━━ Information shown

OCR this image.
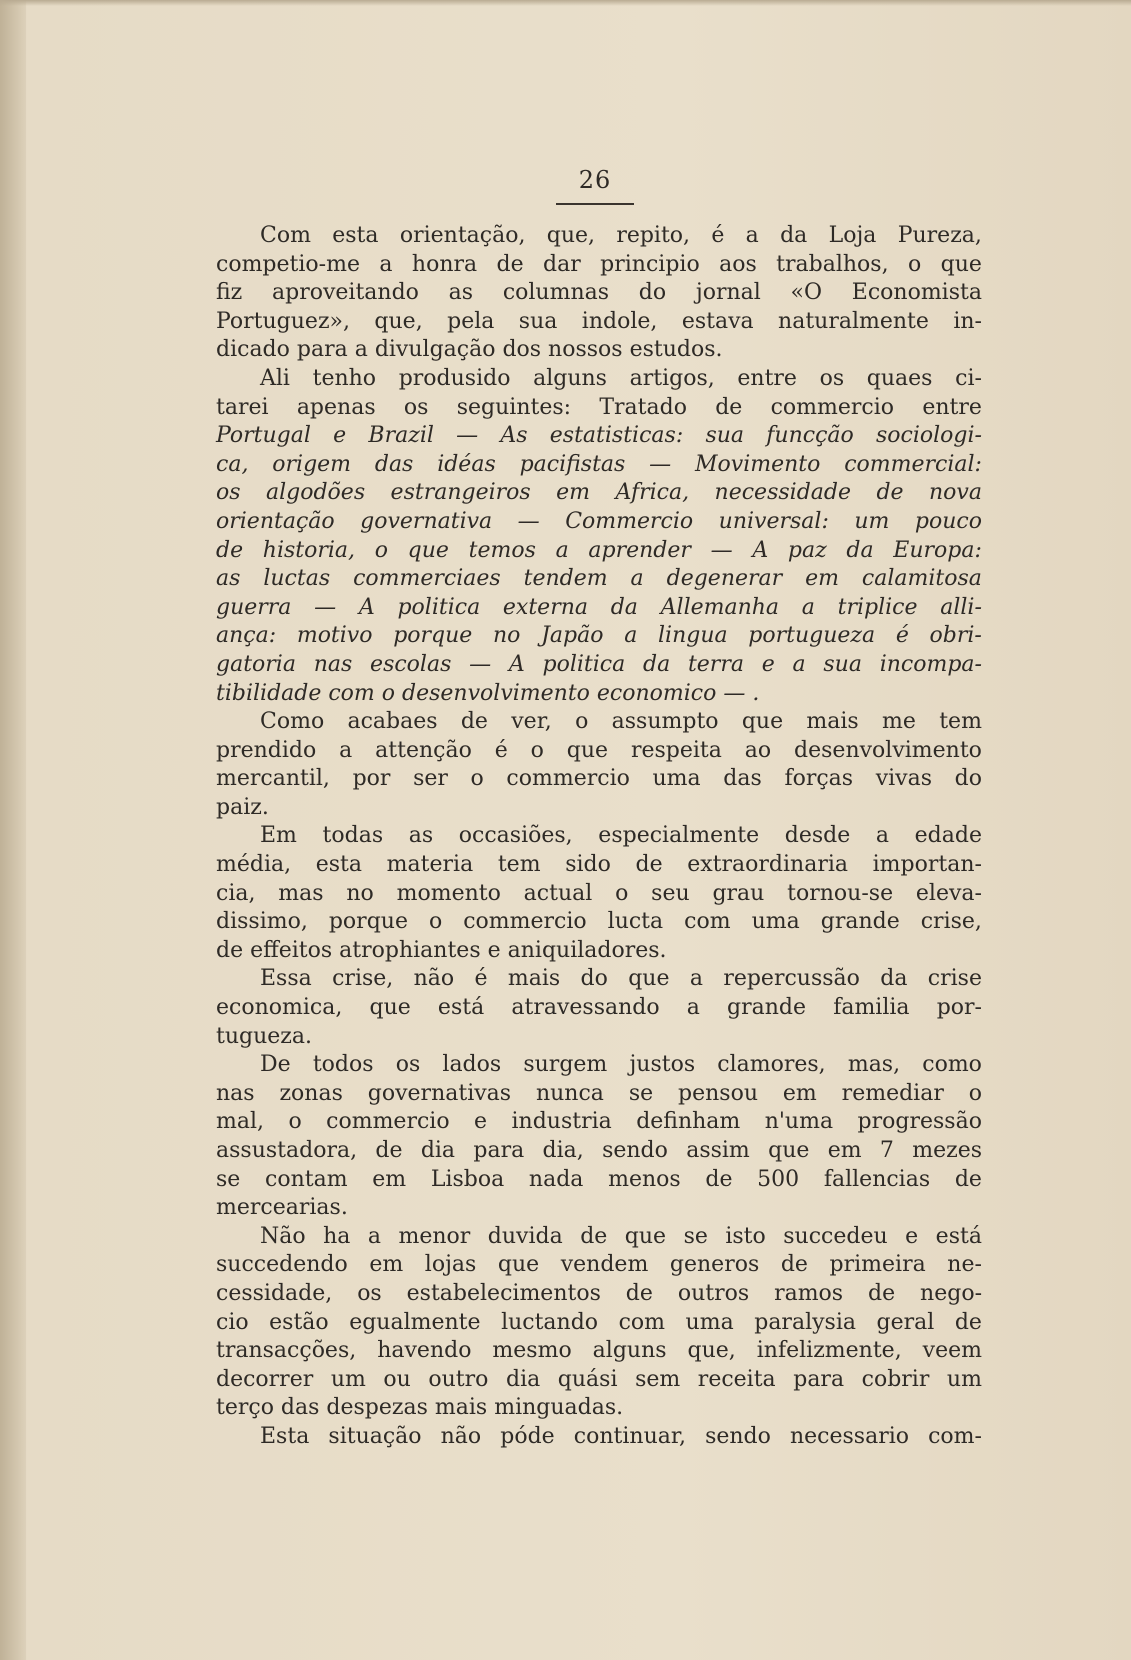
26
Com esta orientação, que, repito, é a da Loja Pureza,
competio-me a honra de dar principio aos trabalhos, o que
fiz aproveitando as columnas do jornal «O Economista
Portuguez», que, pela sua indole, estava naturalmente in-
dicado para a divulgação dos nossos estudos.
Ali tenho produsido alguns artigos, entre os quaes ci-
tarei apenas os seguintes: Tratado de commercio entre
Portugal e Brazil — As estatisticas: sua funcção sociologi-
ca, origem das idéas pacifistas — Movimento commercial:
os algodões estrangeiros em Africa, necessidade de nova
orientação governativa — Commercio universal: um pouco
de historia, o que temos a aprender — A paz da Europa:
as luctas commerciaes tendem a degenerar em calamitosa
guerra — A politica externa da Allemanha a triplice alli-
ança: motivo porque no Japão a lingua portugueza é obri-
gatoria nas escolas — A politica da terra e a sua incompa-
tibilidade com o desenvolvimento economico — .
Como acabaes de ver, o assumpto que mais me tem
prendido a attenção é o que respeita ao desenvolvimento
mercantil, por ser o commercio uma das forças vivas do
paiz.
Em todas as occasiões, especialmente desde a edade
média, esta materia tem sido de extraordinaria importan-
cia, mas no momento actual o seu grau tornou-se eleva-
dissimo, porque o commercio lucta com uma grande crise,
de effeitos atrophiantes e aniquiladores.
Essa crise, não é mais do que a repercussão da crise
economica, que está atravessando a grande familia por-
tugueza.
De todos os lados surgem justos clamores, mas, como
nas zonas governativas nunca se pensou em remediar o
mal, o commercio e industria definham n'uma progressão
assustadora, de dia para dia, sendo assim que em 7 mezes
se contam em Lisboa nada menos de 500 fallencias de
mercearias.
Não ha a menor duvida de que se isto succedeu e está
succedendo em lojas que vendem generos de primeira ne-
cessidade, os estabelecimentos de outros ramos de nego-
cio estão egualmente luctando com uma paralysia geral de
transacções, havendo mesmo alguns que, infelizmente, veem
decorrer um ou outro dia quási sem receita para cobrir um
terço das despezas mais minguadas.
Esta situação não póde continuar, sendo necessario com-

━━━━
━━ Information shown

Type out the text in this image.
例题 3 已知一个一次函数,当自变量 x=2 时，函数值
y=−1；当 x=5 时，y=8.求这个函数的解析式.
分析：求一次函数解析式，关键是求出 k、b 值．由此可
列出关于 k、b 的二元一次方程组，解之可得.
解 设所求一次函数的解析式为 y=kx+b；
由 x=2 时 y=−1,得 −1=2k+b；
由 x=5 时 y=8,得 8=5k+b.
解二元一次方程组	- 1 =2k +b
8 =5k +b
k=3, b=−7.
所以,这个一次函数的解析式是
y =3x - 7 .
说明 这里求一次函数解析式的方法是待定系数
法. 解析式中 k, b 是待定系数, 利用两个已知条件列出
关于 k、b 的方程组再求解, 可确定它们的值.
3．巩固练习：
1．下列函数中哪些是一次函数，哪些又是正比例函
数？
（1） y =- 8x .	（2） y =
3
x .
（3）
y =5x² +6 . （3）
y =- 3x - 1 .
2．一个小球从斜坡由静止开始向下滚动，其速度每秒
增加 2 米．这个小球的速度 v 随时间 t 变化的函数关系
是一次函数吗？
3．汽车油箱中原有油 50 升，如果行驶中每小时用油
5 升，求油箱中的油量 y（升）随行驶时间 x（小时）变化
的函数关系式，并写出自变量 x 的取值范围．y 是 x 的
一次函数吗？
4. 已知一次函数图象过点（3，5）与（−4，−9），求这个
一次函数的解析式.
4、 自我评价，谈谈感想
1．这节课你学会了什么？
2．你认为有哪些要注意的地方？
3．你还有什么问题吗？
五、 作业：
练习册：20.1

━━━━
━━ Information shown

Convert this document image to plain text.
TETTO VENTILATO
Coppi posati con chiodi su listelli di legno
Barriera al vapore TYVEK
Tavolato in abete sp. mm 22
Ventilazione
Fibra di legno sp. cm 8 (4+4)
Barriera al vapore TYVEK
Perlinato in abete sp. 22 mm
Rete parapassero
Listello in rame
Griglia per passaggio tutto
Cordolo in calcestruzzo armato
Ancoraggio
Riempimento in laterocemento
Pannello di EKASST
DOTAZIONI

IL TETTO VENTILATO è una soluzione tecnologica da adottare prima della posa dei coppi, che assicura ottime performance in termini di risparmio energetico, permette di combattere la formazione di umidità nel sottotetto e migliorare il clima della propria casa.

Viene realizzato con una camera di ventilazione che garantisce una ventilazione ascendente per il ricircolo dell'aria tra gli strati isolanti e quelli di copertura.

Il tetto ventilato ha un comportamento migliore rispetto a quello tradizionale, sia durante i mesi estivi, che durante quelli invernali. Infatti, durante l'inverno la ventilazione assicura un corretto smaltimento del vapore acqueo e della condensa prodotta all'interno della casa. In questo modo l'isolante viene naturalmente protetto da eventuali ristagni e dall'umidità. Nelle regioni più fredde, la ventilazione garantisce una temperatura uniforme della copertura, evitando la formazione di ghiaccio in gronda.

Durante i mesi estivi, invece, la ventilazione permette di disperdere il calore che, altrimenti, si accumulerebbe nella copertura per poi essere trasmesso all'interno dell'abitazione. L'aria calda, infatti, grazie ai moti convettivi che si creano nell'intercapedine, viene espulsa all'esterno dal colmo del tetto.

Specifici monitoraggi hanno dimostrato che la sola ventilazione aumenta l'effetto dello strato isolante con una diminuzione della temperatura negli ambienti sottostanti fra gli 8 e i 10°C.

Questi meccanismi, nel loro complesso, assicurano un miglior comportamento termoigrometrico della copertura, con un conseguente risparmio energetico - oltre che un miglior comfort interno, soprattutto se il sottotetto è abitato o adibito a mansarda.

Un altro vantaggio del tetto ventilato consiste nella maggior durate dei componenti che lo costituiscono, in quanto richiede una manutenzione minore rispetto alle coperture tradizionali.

━━━━

The request
Among the lines of the data, identify those with the word "image". Copy each of them.

Solution
OCR this image.
Type out the text in this image.
Convert this document image to plain text.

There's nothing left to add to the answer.